__PROMPT__:
Copy out the rows from the start through the line containing "y-tick-label: 0.2 xyxy=(125,708,188,764)", word for word.

---

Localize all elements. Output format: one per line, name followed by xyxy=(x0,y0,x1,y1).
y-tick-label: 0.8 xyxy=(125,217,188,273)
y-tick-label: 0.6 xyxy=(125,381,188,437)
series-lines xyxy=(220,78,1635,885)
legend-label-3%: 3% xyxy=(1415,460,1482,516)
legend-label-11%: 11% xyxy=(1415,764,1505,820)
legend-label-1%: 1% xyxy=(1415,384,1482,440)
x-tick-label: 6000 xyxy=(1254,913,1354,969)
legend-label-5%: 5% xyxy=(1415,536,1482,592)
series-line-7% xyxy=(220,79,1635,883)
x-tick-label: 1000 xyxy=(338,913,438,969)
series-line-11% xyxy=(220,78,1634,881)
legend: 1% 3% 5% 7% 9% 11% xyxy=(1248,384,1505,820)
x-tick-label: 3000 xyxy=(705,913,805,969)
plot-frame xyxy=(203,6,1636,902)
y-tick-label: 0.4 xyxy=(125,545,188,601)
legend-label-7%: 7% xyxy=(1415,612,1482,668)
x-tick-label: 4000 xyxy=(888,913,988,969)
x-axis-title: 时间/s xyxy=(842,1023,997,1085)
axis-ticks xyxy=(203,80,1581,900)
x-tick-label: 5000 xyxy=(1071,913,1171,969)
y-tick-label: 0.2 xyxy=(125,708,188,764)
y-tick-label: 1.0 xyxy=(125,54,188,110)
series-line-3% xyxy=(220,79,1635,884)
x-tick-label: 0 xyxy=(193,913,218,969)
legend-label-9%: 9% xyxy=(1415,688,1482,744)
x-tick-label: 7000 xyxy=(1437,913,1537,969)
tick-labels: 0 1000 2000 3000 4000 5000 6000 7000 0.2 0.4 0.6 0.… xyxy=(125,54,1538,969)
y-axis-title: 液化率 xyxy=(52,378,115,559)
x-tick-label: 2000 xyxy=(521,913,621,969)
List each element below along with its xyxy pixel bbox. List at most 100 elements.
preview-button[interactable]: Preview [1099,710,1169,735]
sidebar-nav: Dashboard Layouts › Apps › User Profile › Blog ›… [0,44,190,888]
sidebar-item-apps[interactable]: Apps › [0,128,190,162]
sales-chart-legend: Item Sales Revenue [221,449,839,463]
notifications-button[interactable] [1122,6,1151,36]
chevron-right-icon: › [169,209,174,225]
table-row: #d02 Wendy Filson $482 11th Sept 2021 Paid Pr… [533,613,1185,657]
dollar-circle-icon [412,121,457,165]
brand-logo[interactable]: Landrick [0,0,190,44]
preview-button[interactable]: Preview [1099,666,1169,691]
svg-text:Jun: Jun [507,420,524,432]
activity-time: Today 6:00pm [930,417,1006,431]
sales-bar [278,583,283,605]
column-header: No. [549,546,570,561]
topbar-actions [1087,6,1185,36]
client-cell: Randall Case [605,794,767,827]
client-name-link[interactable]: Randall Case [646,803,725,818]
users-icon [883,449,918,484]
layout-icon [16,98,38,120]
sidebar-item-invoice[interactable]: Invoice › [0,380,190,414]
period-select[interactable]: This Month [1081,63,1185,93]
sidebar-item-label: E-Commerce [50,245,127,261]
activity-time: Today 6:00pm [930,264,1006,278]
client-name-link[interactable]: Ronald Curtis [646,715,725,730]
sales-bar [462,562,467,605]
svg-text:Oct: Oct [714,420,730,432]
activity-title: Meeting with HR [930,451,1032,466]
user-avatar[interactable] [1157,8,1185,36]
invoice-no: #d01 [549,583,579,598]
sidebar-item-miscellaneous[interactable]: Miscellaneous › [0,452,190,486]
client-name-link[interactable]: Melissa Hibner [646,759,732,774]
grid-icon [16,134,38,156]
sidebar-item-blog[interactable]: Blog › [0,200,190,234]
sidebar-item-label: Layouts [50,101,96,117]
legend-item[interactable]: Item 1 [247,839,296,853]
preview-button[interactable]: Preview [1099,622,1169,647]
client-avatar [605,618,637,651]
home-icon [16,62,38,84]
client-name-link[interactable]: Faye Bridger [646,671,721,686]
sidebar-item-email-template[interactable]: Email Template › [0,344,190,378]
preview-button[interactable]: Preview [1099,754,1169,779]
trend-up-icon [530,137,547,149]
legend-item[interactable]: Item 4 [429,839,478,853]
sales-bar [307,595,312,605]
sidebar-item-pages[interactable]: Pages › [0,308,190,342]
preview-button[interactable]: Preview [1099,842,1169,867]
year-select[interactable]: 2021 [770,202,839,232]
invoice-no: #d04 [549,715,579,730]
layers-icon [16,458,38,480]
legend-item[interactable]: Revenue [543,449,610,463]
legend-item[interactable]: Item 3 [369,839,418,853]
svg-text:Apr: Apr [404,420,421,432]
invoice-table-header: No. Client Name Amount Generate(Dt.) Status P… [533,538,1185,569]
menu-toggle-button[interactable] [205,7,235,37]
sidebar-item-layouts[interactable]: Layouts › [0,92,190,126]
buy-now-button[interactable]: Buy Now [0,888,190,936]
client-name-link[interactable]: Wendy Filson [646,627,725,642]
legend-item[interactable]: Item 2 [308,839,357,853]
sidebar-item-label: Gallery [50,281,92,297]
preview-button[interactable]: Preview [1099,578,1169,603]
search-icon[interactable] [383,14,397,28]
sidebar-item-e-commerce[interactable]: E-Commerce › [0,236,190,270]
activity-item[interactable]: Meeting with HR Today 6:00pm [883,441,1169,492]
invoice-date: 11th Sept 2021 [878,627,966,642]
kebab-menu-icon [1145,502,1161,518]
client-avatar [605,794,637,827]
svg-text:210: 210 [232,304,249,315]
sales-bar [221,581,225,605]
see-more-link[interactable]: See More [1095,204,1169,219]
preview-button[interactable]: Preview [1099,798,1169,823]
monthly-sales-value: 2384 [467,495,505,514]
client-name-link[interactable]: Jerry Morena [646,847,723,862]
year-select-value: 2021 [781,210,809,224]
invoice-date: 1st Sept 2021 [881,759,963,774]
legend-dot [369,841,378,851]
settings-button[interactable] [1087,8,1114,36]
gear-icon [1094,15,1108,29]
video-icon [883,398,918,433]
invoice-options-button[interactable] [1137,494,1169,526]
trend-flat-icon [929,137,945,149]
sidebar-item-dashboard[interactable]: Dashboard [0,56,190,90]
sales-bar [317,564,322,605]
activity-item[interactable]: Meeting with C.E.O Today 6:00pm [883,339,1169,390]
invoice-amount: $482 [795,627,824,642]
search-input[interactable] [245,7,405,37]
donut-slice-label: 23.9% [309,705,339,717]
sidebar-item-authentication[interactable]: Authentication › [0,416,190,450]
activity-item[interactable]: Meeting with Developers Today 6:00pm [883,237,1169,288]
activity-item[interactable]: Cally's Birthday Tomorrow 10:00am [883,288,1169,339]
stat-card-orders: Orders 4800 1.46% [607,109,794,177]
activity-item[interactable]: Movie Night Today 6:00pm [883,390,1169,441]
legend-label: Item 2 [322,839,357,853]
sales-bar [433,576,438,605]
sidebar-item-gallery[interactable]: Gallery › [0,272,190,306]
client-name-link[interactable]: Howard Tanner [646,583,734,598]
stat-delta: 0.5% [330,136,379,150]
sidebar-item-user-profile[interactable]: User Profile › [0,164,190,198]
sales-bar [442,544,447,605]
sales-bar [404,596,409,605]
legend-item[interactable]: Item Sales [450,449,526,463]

---

__SOLVED PROBLEM__:
Localize all elements. Output format: one per line, name followed by xyxy=(x0,y0,x1,y1).
y-tick-label: 0.8 xyxy=(125,217,188,273)
y-tick-label: 0.6 xyxy=(125,381,188,437)
series-lines xyxy=(220,78,1635,885)
legend-label-3%: 3% xyxy=(1415,460,1482,516)
legend-label-11%: 11% xyxy=(1415,764,1505,820)
legend-label-1%: 1% xyxy=(1415,384,1482,440)
x-tick-label: 6000 xyxy=(1254,913,1354,969)
legend-label-5%: 5% xyxy=(1415,536,1482,592)
series-line-7% xyxy=(220,79,1635,883)
x-tick-label: 1000 xyxy=(338,913,438,969)
series-line-11% xyxy=(220,78,1634,881)
legend: 1% 3% 5% 7% 9% 11% xyxy=(1248,384,1505,820)
x-tick-label: 3000 xyxy=(705,913,805,969)
plot-frame xyxy=(203,6,1636,902)
y-tick-label: 0.4 xyxy=(125,545,188,601)
legend-label-7%: 7% xyxy=(1415,612,1482,668)
x-tick-label: 4000 xyxy=(888,913,988,969)
x-axis-title: 时间/s xyxy=(842,1023,997,1085)
axis-ticks xyxy=(203,80,1581,900)
x-tick-label: 5000 xyxy=(1071,913,1171,969)
y-tick-label: 0.2 xyxy=(125,708,188,764)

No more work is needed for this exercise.